OBJECTIF ÉNONCÉ A
Recopiez les entrées depuis leur début jusqu'à la ligne qui contient « footnote-mark: (١) [775, 1128, 802, 1152] » incluse, en substituant « body-text » à « paragraph-text » et sans rien modifier d'autre.

C’est ainsi que dans son arrêt rendu le 5 janvier 2017[21], la Cour de cassation a jugé que « le constructeur est, nonobstant la forclusion décennale, contractuellement tenuà l'égard du maître de l'ouvrage de sa faute dolosive lorsque, de propos délibéré, même sans intention de nuire, il viole, par dissimulation ou par fraude, ses obligations contractuelles ».
La cour de cassation maintient ainsi la jurisprudence rendue sous l’égide de l’ancienne loi sur ce point.
Les praticiens ne pourront que saluer la position de la Haute juridiction sur ce point dans la mesure où ce fondement est en pratique utilisé justement pour palier l’expiration des délais de forclusion.
Le rallongement des délais résultant de l’évocation de ce fondement est donc à tempérer par la difficulté de prouver une faute dolosive à la charge d’un constructeur.
Une telle qualification a été cependant retenue dans les hypothèses suivantes :
- une « faute lourde tellement grave qu’elle doit être qualifiée de dolosive » d’un bureau d’études pour avoir « violé ses obligations contractuelles par dissimulation ou par fraude »[22]
A défaut d’une telle démonstration, l’action pour un dol à l’encontre d’un constructeur devrait donc être rejetée, comme cela a été le cas en l’espèce ayant donné à l’arrêt rendu le 12 juillet 2018[23].
Cette deuxième démonstration semble être plus aisée que la première.
En effet, il est plus simple en pratique de démontrer la violation consciente de ses obligations contractuelles par le constructeur, notamment en présence des non-conformités majeures de l’ouvrage, que son intention de nuire au maître d’ouvrage.
Il est à noter que dans cette deuxième espèce[25], il a été également jugé l’action contractuelle pour faute dolosive est rattachée à l’immeuble et transmissible aux acquéreurs successifs, ce qui relève de la de la confirmation de la jurisprudence antérieure de la Cour de cassation[26].
Sous réserve de l’évolution jurisprudentielle, les recours à l’encontre des constructeurs sur le fondement de la responsabilité dolosive demeurent donc possible, à condition de pouvoir caractériser une violation consciente et délibérée de leurs obligations contractuelles dont font naturellement partie le respect des spécifications contractuelles, ainsi que de la réglementation et des règles d’art, et cela dans le délai de cinq ans à compter de la date de la découverte du vice.
Il s’agit ici des actions initiées d’un constructeur à l’encontre d’un autre sur le fondement contractuel ou extracontractuel.
Sous l’égide de l’ancienne loi elles avaient été régies par les dispositions des articles 2262 du Code civil, L110-4 du Code de commerce et 2270-1 du Code civil.
Leur point de départ correspondait alors à la date de la manifestation du dommage[27], ce qui permettait alors de faire partir le délai de prescription à compter de la date de la mise en cause du constructeur concerné.

[Listes de coordonnées des boîtes]

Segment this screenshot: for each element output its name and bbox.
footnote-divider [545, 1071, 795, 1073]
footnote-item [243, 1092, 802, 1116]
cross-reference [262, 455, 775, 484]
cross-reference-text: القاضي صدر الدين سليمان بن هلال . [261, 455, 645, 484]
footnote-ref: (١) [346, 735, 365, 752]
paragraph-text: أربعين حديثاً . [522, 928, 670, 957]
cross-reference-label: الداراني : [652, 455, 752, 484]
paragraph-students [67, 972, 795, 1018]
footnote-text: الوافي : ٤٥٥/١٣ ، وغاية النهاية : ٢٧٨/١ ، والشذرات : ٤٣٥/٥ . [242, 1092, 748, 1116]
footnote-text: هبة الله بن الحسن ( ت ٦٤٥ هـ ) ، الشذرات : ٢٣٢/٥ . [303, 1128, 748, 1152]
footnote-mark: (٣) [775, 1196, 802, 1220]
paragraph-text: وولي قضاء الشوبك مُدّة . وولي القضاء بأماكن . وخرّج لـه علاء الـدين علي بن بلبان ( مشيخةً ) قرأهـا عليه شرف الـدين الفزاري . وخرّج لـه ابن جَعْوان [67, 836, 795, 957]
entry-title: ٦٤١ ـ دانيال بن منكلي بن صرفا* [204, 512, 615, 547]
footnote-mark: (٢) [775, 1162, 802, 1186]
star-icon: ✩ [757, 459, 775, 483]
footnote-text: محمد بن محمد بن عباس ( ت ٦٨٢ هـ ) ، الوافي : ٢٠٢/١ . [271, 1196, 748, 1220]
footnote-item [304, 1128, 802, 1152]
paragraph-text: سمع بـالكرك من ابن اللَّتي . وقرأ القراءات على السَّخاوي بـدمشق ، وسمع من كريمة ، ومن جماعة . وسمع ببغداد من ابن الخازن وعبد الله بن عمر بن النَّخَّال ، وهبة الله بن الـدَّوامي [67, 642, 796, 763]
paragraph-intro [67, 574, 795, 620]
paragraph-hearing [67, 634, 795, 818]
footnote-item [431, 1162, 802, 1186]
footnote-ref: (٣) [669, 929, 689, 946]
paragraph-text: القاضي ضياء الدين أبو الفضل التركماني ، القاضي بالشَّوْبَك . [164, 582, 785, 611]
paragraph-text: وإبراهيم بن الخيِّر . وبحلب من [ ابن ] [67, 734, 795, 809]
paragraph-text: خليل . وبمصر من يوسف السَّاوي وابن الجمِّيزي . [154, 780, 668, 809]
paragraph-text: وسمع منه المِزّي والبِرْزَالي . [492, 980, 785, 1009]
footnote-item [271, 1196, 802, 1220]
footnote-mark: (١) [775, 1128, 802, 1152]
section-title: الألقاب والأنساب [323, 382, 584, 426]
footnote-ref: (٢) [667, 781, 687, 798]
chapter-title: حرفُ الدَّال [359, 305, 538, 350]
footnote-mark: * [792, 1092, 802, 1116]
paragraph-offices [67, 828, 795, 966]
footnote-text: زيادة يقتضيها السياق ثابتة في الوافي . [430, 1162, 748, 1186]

OBJECTIF ÉNONCÉ B
D'après l'extrait sur la responsabilité des constructeurs, à partir de quelle date court le délai de cinq ans pour agir sur le fondement de la responsabilité dolosive ?

RÉPONSE ATTENDUE A
Segment this screenshot: for each element output its name and bbox.
footnote-divider [545, 1071, 795, 1073]
footnote-item [243, 1092, 802, 1116]
cross-reference [262, 455, 775, 484]
cross-reference-text: القاضي صدر الدين سليمان بن هلال . [261, 455, 645, 484]
footnote-ref: (١) [346, 735, 365, 752]
body-text: أربعين حديثاً . [522, 928, 670, 957]
cross-reference-label: الداراني : [652, 455, 752, 484]
paragraph-students [67, 972, 795, 1018]
footnote-text: الوافي : ٤٥٥/١٣ ، وغاية النهاية : ٢٧٨/١ ، والشذرات : ٤٣٥/٥ . [242, 1092, 748, 1116]
footnote-text: هبة الله بن الحسن ( ت ٦٤٥ هـ ) ، الشذرات : ٢٣٢/٥ . [303, 1128, 748, 1152]
footnote-mark: (٣) [775, 1196, 802, 1220]
body-text: وولي قضاء الشوبك مُدّة . وولي القضاء بأماكن . وخرّج لـه علاء الـدين علي بن بلبان ( مشيخةً ) قرأهـا عليه شرف الـدين الفزاري . وخرّج لـه ابن جَعْوان [67, 836, 795, 957]
entry-title: ٦٤١ ـ دانيال بن منكلي بن صرفا* [204, 512, 615, 547]
footnote-mark: (٢) [775, 1162, 802, 1186]
star-icon: ✩ [757, 459, 775, 483]
footnote-text: محمد بن محمد بن عباس ( ت ٦٨٢ هـ ) ، الوافي : ٢٠٢/١ . [271, 1196, 748, 1220]
footnote-item [304, 1128, 802, 1152]
body-text: سمع بـالكرك من ابن اللَّتي . وقرأ القراءات على السَّخاوي بـدمشق ، وسمع من كريمة ، ومن جماعة . وسمع ببغداد من ابن الخازن وعبد الله بن عمر بن النَّخَّال ، وهبة الله بن الـدَّوامي [67, 642, 796, 763]
paragraph-intro [67, 574, 795, 620]
paragraph-hearing [67, 634, 795, 818]
footnote-item [431, 1162, 802, 1186]
footnote-ref: (٣) [669, 929, 689, 946]
body-text: القاضي ضياء الدين أبو الفضل التركماني ، القاضي بالشَّوْبَك . [164, 582, 785, 611]
body-text: وإبراهيم بن الخيِّر . وبحلب من [ ابن ] [67, 734, 795, 809]
body-text: خليل . وبمصر من يوسف السَّاوي وابن الجمِّيزي . [154, 780, 668, 809]
body-text: وسمع منه المِزّي والبِرْزَالي . [492, 980, 785, 1009]
footnote-item [271, 1196, 802, 1220]
footnote-mark: (١) [775, 1128, 802, 1152]

RÉPONSE ATTENDUE B
À compter de la date de la découverte du vice.